● **What is expected**: Put the listing into a numbered list, starting with its first line and going on through the line containing "613, 627, 652]". Leave out blank lines.

● **Available data**:
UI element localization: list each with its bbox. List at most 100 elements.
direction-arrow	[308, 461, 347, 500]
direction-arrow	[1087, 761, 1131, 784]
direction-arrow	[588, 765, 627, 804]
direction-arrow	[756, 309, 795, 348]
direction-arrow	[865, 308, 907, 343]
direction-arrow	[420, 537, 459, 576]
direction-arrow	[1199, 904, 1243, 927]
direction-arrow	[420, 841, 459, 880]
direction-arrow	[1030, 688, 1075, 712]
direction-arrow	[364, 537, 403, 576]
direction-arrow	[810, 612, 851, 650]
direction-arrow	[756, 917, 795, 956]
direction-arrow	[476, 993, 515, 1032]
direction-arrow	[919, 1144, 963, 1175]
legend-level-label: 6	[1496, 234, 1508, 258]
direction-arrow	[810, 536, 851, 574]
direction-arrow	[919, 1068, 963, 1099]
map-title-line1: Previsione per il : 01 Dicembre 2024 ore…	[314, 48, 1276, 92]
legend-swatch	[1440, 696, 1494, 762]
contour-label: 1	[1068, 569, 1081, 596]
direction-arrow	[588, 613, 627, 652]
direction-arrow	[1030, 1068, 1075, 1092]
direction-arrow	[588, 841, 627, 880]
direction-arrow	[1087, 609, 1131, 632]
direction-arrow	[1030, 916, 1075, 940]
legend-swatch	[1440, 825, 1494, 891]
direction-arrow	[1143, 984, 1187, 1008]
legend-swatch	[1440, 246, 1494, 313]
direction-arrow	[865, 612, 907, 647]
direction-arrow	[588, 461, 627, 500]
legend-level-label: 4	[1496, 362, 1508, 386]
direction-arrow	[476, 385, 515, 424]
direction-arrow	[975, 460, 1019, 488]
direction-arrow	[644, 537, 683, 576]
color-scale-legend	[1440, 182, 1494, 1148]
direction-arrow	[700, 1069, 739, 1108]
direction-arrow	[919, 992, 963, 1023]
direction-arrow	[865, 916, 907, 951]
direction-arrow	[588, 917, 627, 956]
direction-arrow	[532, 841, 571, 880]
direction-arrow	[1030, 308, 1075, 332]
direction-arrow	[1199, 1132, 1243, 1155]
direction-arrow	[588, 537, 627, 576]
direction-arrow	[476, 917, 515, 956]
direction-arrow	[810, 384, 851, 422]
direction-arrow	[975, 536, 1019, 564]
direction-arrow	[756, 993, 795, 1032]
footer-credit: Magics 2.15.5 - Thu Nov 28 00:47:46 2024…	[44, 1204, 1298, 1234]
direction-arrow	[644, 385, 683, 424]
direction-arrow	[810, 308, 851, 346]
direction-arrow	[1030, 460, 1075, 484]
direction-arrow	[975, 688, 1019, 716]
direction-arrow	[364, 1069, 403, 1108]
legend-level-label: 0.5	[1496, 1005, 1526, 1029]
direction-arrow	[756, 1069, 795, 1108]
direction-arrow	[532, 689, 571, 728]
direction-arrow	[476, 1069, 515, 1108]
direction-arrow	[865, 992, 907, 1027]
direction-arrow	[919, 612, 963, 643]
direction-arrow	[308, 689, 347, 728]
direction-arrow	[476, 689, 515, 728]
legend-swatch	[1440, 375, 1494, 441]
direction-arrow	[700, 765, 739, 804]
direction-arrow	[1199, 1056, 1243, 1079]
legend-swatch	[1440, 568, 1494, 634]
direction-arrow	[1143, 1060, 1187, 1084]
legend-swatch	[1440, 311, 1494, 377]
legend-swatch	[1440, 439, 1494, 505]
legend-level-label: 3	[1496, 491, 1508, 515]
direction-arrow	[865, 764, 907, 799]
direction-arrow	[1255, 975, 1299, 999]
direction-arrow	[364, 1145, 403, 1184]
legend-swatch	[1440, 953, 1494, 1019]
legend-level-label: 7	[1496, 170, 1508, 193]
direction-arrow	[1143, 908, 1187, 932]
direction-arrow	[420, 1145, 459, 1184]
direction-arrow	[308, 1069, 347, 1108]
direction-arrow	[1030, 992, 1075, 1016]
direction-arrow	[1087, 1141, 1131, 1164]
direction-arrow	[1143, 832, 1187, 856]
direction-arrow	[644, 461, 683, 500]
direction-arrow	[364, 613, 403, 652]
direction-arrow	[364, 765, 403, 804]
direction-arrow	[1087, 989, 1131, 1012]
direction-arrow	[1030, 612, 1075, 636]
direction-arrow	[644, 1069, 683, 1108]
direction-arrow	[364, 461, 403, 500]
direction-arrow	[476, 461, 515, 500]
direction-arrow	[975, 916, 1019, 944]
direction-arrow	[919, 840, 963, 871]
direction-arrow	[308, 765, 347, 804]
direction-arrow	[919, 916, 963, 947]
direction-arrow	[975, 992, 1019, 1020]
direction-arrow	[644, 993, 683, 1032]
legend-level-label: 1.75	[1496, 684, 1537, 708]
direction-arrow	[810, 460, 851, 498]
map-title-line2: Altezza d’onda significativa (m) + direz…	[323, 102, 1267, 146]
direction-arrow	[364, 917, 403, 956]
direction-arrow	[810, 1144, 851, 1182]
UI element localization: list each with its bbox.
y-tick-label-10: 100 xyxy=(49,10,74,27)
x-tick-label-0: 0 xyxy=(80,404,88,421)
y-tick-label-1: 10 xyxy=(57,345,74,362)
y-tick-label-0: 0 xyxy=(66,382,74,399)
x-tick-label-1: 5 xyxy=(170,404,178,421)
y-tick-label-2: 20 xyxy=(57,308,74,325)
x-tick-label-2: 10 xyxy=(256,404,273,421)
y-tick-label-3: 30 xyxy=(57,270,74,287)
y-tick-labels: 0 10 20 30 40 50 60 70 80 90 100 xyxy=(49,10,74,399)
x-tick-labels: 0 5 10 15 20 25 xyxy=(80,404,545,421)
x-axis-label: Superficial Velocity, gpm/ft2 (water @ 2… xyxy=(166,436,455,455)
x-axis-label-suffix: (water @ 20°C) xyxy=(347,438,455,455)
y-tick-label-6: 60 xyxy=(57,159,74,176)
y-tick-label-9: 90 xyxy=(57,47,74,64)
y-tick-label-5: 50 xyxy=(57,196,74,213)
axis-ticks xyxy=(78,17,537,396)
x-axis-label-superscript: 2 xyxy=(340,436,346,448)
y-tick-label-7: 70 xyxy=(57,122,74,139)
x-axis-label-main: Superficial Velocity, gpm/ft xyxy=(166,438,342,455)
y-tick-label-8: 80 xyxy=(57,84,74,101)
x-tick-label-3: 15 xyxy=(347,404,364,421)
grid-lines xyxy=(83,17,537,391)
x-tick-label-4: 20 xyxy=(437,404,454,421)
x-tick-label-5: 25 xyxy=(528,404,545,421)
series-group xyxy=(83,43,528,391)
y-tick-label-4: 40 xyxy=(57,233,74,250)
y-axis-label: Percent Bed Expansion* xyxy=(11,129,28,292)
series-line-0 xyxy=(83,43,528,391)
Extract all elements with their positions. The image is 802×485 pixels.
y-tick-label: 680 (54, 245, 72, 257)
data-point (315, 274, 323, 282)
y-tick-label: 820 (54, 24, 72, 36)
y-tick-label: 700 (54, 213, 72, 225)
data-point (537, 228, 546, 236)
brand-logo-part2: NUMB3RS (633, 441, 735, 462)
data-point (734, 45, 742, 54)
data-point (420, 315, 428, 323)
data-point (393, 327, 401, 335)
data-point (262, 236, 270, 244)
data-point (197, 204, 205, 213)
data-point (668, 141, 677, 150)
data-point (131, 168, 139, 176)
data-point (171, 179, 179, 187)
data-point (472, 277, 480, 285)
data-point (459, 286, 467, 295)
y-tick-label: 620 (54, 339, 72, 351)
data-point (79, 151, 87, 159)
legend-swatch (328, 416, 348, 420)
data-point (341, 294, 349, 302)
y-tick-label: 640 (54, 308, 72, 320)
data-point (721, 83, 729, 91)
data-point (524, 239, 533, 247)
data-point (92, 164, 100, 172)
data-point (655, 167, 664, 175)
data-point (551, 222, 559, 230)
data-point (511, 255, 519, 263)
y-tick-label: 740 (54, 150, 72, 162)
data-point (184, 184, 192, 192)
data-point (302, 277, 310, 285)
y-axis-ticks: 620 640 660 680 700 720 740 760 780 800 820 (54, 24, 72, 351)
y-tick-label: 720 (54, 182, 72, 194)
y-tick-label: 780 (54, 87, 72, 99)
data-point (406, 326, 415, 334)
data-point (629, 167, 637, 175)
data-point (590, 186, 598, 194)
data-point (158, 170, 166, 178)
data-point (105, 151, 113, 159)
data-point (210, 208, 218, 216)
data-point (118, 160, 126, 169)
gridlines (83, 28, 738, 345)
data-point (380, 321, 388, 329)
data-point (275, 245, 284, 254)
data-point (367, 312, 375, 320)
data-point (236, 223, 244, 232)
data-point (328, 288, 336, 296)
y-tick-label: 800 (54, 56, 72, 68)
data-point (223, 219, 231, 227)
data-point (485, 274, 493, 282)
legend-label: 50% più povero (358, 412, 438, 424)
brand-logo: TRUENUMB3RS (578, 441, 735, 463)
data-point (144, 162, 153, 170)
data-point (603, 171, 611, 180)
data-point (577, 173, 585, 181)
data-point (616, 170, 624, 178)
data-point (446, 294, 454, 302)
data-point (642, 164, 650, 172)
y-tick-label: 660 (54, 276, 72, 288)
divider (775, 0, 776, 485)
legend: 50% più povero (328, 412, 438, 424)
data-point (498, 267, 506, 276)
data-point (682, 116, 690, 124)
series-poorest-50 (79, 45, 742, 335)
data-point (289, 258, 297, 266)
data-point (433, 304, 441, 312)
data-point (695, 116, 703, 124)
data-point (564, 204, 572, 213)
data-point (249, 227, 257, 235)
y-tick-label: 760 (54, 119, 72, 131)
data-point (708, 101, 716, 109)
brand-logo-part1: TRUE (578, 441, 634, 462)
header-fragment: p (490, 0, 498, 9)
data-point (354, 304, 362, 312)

● **Correct response**:
1. UI element localization: list each with its bbox. List at most 100 elements.
2. direction-arrow	[308, 461, 347, 500]
3. direction-arrow	[1087, 761, 1131, 784]
4. direction-arrow	[588, 765, 627, 804]
5. direction-arrow	[756, 309, 795, 348]
6. direction-arrow	[865, 308, 907, 343]
7. direction-arrow	[420, 537, 459, 576]
8. direction-arrow	[1199, 904, 1243, 927]
9. direction-arrow	[420, 841, 459, 880]
10. direction-arrow	[1030, 688, 1075, 712]
11. direction-arrow	[364, 537, 403, 576]
12. direction-arrow	[810, 612, 851, 650]
13. direction-arrow	[756, 917, 795, 956]
14. direction-arrow	[476, 993, 515, 1032]
15. direction-arrow	[919, 1144, 963, 1175]
16. legend-level-label: 6	[1496, 234, 1508, 258]
17. direction-arrow	[810, 536, 851, 574]
18. direction-arrow	[919, 1068, 963, 1099]
19. map-title-line1: Previsione per il : 01 Dicembre 2024 ore…	[314, 48, 1276, 92]
20. legend-swatch	[1440, 696, 1494, 762]
21. contour-label: 1	[1068, 569, 1081, 596]
22. direction-arrow	[588, 613, 627, 652]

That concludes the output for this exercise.